(Figure data in JSON)
- - - - - - -

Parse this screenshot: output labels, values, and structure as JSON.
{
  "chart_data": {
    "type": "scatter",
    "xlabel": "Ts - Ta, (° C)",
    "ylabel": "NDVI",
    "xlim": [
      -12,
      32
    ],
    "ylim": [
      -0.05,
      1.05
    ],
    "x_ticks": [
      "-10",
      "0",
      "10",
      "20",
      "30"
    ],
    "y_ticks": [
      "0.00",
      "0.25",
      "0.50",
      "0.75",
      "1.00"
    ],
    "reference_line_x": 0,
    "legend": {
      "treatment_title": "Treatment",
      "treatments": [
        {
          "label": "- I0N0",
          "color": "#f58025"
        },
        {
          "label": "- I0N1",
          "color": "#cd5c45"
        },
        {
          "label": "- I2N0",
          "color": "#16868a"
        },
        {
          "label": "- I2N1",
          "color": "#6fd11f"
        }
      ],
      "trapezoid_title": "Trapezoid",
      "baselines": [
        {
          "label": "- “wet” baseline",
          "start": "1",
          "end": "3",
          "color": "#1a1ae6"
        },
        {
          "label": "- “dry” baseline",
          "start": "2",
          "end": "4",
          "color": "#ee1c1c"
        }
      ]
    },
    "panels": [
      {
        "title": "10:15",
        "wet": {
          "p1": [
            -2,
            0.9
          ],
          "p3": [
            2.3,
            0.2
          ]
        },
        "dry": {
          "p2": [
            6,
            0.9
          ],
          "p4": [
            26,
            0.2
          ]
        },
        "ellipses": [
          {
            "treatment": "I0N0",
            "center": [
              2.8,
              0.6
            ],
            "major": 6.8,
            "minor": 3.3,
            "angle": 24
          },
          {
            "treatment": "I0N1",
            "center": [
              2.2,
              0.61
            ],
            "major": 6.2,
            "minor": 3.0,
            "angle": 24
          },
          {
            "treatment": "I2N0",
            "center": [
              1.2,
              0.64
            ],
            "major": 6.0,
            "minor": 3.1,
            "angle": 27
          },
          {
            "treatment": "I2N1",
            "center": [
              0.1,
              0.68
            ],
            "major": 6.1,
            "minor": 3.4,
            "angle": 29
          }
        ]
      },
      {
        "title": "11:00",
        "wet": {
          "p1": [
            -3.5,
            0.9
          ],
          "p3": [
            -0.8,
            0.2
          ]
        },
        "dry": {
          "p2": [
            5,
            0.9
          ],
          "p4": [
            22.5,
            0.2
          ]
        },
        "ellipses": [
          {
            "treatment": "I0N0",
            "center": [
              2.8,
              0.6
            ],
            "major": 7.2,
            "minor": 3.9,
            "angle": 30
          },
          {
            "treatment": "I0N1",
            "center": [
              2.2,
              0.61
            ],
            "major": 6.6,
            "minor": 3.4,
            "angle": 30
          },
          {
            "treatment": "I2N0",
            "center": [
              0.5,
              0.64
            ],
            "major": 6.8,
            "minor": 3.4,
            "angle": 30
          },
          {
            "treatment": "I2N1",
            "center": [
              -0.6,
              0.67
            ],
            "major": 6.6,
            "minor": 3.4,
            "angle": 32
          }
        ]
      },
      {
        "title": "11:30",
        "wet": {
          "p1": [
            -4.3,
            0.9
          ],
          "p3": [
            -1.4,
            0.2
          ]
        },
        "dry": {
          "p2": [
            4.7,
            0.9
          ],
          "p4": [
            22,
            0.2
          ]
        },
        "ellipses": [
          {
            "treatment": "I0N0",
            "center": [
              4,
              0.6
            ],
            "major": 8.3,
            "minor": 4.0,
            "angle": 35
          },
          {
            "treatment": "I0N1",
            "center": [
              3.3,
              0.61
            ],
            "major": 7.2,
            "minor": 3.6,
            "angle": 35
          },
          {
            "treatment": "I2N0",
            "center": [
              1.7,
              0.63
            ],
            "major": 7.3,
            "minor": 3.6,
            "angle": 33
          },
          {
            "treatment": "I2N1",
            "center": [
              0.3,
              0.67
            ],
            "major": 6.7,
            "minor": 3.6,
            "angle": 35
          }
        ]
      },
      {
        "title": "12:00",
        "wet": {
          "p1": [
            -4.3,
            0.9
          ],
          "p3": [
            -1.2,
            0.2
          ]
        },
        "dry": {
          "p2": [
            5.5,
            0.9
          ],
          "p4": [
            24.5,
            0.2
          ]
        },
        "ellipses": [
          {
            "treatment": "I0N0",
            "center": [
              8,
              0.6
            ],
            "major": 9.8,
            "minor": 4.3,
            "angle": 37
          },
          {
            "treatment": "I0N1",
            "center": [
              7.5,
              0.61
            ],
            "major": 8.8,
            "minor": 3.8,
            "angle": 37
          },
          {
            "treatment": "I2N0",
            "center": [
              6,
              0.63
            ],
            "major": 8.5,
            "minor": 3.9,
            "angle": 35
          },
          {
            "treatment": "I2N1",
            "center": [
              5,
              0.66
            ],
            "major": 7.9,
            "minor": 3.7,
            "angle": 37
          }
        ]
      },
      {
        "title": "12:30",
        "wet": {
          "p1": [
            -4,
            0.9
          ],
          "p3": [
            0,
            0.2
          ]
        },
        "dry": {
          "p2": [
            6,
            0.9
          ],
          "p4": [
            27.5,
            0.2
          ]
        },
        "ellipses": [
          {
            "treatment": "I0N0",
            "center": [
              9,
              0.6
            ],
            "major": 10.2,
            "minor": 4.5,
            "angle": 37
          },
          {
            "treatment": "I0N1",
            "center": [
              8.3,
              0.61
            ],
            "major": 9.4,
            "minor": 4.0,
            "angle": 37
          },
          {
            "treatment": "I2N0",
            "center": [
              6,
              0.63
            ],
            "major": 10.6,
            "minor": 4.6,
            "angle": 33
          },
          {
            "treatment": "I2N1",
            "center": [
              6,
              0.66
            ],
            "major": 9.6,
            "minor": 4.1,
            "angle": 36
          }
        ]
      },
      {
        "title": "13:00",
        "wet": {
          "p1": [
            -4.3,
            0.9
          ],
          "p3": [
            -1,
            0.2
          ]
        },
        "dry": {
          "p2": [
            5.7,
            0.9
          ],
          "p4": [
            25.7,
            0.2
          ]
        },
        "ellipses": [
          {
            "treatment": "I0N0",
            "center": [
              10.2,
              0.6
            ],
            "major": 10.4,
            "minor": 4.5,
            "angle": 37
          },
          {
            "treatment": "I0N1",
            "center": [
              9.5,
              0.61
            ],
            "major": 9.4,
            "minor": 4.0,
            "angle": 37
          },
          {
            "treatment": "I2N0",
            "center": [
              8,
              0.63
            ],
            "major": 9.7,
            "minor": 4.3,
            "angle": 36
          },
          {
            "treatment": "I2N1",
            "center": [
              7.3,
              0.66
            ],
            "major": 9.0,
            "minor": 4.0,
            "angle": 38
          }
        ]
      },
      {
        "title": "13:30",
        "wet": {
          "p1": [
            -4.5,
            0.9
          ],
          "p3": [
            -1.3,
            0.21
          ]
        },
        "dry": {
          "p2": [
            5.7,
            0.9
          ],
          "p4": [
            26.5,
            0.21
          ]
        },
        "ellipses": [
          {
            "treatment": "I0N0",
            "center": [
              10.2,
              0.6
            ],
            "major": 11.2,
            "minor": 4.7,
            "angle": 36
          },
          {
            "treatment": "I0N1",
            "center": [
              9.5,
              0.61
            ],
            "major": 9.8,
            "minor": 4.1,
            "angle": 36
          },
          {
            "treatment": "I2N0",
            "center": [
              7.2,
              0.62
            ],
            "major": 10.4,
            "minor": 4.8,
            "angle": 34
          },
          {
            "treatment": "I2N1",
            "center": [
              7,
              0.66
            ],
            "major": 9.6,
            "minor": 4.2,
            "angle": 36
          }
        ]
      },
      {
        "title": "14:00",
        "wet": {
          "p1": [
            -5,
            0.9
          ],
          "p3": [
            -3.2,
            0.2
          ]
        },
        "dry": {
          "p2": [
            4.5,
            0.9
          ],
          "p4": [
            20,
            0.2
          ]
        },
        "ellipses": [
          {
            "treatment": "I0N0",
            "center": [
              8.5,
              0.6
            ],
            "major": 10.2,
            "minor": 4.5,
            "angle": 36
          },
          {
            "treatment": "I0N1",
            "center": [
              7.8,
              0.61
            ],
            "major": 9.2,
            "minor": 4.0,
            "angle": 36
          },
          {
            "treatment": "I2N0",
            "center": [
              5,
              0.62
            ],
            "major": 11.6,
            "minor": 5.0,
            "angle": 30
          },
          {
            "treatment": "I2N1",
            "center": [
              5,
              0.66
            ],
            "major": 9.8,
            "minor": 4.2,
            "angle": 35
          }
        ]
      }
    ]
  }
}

- - - - - - -

=== GIVEN REQUEST ===
Copy out each line in the listing that has the word "color".

=== ANSWER TO THIS TASK ===
          "color": "#f58025"
          "color": "#cd5c45"
          "color": "#16868a"
          "color": "#6fd11f"
          "color": "#1a1ae6"
          "color": "#ee1c1c"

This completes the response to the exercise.